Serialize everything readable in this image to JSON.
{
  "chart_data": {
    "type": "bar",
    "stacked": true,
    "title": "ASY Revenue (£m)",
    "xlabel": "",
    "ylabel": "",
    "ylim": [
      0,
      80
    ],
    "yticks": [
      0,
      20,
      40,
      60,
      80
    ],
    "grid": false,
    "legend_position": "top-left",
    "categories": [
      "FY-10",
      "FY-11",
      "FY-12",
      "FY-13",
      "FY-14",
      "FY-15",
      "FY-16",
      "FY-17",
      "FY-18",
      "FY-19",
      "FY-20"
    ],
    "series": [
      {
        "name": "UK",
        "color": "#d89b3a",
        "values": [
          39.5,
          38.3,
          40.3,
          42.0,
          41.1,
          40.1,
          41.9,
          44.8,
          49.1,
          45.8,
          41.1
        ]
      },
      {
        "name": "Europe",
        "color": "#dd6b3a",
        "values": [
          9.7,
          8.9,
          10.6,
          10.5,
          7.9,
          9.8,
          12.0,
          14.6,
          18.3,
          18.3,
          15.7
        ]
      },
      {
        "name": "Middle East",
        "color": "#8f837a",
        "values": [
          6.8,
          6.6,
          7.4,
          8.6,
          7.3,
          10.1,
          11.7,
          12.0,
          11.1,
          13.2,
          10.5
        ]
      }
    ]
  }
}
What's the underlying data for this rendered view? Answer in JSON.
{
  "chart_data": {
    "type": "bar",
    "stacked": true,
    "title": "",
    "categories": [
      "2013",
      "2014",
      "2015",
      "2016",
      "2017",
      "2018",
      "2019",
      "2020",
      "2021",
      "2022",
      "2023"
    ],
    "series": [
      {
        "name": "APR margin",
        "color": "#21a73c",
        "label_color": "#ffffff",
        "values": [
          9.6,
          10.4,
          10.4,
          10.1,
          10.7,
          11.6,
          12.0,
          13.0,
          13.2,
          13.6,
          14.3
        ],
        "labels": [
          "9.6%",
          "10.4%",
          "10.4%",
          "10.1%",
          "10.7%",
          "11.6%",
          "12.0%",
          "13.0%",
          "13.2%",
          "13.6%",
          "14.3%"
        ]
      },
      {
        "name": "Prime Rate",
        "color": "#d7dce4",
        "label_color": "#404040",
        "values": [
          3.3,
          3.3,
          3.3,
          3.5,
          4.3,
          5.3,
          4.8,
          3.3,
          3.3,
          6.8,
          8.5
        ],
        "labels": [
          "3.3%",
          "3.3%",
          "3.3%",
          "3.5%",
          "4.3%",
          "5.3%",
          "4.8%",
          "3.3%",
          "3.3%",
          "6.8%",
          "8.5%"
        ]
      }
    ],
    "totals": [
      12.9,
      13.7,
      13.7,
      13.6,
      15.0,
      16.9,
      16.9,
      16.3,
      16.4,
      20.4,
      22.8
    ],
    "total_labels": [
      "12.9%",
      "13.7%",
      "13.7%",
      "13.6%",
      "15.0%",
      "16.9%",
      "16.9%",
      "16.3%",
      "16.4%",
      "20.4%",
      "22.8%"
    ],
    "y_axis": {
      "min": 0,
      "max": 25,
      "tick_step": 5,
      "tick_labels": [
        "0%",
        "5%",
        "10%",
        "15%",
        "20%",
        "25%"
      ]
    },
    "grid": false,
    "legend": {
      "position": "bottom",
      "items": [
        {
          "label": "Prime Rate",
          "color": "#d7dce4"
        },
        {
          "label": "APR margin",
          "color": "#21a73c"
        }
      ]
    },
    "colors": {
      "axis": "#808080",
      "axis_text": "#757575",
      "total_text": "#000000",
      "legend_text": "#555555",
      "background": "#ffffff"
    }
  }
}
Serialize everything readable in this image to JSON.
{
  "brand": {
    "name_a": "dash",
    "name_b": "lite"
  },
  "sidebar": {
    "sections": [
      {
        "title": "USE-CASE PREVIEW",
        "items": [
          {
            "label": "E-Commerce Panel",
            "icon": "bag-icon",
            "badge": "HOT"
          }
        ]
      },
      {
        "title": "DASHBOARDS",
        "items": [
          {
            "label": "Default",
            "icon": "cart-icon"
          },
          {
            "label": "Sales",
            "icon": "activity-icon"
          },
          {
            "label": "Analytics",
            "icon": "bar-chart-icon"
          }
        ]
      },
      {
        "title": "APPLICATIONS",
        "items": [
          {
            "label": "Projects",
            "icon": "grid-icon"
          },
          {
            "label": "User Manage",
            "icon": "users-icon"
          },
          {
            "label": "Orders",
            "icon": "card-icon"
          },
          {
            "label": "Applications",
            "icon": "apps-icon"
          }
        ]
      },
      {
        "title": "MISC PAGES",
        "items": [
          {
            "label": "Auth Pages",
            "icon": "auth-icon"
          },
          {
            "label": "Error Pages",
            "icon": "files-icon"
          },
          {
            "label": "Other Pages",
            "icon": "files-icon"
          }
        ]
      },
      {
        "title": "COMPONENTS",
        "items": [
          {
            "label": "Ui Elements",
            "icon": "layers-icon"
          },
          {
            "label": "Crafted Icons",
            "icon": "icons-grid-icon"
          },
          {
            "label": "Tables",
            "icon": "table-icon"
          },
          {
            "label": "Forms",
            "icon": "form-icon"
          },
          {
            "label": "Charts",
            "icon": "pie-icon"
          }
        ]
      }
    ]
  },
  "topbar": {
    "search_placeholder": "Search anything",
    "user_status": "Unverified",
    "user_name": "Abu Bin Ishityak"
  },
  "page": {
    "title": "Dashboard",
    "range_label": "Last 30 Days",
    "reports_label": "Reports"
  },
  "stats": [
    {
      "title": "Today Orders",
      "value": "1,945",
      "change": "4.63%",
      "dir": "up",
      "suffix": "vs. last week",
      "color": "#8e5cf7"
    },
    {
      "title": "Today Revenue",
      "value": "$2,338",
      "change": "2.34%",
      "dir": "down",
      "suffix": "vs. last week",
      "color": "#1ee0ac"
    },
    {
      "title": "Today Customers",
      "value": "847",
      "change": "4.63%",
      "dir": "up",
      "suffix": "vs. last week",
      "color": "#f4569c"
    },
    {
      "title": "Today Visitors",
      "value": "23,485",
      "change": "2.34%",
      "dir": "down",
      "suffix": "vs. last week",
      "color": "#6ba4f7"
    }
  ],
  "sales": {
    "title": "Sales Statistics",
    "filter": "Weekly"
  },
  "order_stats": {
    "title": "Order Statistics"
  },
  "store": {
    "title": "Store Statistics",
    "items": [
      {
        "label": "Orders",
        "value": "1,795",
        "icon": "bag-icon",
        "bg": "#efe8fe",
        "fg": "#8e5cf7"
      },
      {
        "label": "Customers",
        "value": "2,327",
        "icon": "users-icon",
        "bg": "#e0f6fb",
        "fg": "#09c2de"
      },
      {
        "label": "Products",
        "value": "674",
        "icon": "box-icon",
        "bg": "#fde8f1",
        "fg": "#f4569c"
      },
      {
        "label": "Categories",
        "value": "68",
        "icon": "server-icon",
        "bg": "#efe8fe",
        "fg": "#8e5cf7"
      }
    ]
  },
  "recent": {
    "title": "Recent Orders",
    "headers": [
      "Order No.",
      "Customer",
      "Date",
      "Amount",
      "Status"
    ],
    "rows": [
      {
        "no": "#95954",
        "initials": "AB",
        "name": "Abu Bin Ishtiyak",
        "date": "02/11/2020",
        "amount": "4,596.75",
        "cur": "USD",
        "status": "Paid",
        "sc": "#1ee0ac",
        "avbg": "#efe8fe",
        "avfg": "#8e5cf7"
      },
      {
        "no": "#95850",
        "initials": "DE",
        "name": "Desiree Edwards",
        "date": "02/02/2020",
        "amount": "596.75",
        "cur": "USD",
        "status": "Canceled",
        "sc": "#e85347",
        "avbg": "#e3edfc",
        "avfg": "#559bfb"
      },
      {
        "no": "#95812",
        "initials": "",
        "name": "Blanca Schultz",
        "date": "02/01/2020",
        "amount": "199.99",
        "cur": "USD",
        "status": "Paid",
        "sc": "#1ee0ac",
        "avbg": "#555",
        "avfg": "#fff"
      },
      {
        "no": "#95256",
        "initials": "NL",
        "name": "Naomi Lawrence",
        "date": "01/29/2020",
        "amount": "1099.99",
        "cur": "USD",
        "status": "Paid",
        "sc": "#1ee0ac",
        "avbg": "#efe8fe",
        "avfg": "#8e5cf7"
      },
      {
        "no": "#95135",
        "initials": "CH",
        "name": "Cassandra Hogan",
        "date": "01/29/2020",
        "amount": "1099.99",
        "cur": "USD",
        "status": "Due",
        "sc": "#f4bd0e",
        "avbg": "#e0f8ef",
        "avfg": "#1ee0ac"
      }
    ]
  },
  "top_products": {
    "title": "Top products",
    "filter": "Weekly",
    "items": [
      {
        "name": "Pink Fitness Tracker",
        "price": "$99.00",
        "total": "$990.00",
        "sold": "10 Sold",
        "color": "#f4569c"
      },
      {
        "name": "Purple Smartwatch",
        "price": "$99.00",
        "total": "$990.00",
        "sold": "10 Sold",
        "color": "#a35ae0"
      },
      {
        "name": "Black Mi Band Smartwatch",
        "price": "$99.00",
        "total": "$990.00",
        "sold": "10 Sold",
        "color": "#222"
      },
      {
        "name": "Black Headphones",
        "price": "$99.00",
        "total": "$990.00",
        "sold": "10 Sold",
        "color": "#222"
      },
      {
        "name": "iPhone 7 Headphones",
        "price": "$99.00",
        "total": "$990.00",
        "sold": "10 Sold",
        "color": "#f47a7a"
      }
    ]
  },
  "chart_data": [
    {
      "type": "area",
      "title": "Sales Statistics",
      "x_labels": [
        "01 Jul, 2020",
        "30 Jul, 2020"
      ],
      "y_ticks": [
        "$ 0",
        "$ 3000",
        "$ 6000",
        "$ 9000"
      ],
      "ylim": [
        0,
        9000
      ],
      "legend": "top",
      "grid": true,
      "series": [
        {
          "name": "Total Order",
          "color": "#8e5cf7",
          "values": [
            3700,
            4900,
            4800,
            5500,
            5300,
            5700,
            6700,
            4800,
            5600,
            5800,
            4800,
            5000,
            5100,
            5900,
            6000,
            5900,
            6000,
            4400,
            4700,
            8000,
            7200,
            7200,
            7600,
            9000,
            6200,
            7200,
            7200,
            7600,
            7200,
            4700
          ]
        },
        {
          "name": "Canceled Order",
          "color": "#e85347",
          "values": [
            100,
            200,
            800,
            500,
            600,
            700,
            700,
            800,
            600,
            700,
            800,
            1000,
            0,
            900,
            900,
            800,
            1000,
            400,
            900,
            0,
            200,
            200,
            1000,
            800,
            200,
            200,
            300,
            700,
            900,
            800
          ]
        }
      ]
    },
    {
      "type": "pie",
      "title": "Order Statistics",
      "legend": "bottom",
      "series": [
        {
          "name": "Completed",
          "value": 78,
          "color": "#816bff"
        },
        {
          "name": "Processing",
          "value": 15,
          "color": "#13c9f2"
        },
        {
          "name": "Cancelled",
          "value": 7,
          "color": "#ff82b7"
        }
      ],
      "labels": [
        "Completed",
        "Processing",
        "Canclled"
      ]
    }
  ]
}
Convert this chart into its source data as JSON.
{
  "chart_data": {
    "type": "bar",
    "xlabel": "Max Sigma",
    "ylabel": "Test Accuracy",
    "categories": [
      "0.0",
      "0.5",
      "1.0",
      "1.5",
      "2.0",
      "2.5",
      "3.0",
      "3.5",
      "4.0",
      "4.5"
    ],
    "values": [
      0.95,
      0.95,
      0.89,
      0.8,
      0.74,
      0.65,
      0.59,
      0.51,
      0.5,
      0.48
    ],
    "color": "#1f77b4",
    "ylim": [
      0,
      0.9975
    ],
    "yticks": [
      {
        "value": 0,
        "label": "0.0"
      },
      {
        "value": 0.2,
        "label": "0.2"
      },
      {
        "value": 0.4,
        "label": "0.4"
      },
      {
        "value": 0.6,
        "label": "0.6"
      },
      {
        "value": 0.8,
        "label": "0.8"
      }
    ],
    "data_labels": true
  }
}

Task directions -
Scan the data above; copy every line where "ffffff" appears.

Result of the task -
        "label_color": "#ffffff",
      "background": "#ffffff"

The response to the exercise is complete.